**Exercise requirements**
Present every line in which the string "TextStyleOpts" appears.
# start of Provided material
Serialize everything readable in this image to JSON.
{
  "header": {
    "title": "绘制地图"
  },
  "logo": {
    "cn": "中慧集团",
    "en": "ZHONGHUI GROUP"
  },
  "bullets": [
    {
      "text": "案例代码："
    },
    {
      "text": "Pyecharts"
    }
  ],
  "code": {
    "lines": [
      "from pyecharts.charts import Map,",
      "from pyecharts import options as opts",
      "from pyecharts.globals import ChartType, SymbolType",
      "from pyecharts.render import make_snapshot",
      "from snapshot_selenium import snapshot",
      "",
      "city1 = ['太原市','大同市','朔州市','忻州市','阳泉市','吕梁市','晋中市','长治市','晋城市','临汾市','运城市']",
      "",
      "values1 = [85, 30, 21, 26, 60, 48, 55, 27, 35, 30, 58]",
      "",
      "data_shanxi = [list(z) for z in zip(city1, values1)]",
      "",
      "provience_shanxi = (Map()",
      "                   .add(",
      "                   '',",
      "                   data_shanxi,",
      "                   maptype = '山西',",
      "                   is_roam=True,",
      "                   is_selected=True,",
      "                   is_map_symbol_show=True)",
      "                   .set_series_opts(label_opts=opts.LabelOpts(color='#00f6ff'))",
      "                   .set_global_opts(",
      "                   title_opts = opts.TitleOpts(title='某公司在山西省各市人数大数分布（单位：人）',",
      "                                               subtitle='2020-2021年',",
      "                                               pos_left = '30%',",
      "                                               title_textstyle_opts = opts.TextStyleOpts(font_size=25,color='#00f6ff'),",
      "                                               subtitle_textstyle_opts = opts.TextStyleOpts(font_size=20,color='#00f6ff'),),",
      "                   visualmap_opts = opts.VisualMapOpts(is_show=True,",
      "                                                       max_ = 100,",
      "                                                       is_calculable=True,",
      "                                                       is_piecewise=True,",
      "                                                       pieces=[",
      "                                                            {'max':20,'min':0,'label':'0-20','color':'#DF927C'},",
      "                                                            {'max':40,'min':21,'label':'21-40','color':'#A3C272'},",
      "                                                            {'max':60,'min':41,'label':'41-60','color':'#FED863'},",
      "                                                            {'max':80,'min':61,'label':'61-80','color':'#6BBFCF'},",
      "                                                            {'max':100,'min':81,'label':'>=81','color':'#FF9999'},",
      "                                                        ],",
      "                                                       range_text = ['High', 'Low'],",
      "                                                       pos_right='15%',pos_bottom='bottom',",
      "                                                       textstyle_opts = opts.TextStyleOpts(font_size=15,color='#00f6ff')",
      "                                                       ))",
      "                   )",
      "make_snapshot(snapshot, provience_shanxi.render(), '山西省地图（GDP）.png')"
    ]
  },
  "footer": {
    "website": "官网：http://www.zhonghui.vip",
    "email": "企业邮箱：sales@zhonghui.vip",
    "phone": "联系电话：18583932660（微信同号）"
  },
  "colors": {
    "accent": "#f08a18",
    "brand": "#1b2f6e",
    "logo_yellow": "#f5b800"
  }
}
# end of Provided material
**Solved problem**
      "                                               title_textstyle_opts = opts.TextStyleOpts(font_size=25,color='#00f6ff'),",
      "                                               subtitle_textstyle_opts = opts.TextStyleOpts(font_size=20,color='#00f6ff'),),",
      "                                                       textstyle_opts = opts.TextStyleOpts(font_size=15,color='#00f6ff')",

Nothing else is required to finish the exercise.